Skip the images and return the records below exactly.
* START Dataset records *
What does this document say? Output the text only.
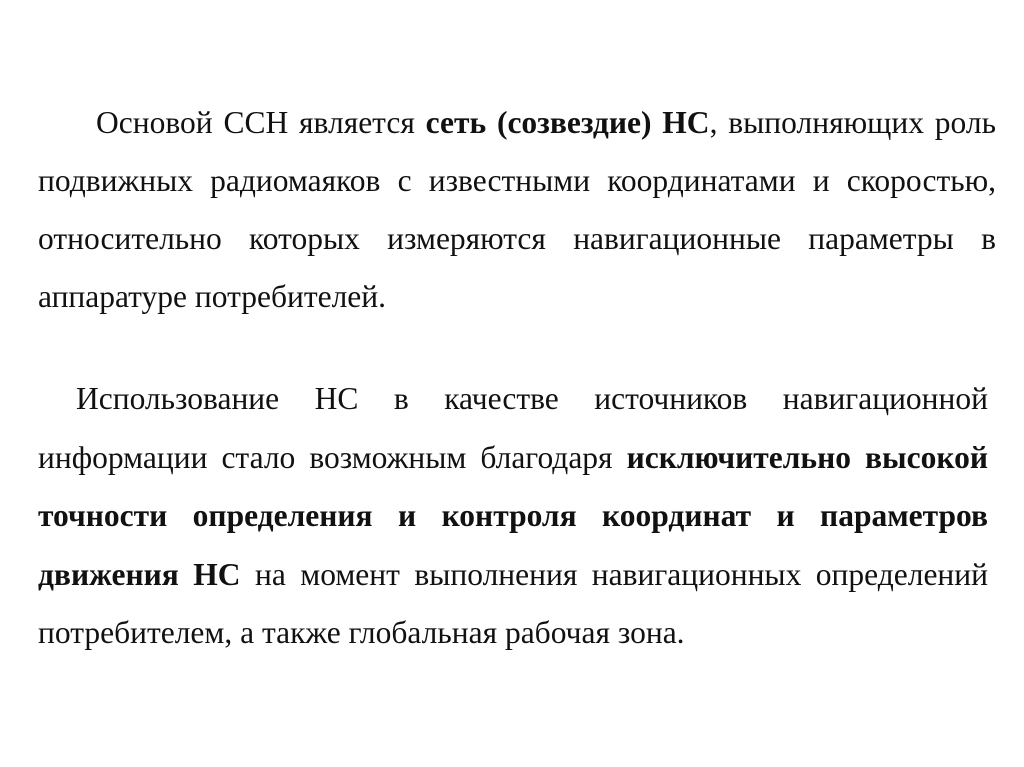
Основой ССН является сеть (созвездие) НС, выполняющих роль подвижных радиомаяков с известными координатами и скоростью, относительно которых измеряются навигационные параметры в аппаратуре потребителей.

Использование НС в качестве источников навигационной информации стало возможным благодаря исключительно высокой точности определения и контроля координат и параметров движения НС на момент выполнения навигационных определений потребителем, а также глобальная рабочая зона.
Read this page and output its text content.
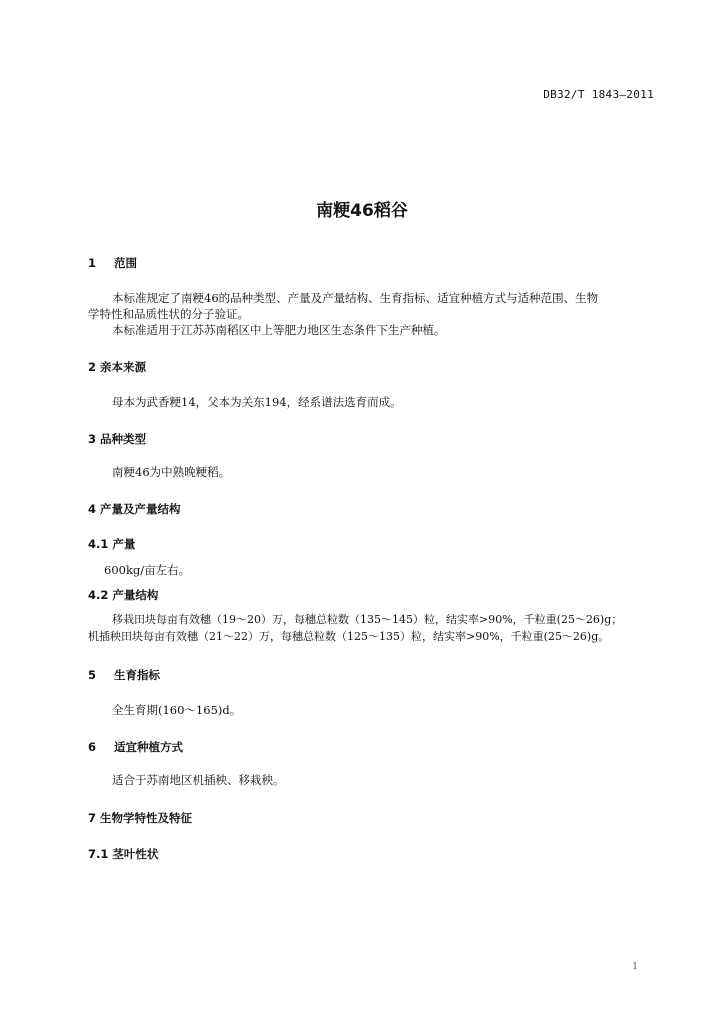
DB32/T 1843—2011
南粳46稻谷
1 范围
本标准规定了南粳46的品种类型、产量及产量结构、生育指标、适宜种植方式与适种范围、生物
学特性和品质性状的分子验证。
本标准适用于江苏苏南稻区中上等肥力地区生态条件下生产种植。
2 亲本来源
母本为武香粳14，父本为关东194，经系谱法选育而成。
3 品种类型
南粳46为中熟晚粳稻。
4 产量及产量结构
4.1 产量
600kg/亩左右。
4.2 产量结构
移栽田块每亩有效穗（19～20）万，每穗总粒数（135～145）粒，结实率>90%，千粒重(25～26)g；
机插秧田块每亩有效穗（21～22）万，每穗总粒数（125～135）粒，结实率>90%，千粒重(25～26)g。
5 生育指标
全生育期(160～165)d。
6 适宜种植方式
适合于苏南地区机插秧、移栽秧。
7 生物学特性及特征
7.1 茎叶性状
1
* END Dataset records *
Complete answer:
What does this document say? Output the text only.
Основой ССН является сеть (созвездие) НС, выполняющих роль подвижных радиомаяков с известными координатами и скоростью, относительно которых измеряются навигационные параметры в аппаратуре потребителей.

Использование НС в качестве источников навигационной информации стало возможным благодаря исключительно высокой точности определения и контроля координат и параметров движения НС на момент выполнения навигационных определений потребителем, а также глобальная рабочая зона.
Read this page and output its text content.
DB32/T 1843—2011
南粳46稻谷
1 范围
本标准规定了南粳46的品种类型、产量及产量结构、生育指标、适宜种植方式与适种范围、生物
学特性和品质性状的分子验证。
本标准适用于江苏苏南稻区中上等肥力地区生态条件下生产种植。
2 亲本来源
母本为武香粳14，父本为关东194，经系谱法选育而成。
3 品种类型
南粳46为中熟晚粳稻。
4 产量及产量结构
4.1 产量
600kg/亩左右。
4.2 产量结构
移栽田块每亩有效穗（19～20）万，每穗总粒数（135～145）粒，结实率>90%，千粒重(25～26)g；
机插秧田块每亩有效穗（21～22）万，每穗总粒数（125～135）粒，结实率>90%，千粒重(25～26)g。
5 生育指标
全生育期(160～165)d。
6 适宜种植方式
适合于苏南地区机插秧、移栽秧。
7 生物学特性及特征
7.1 茎叶性状
1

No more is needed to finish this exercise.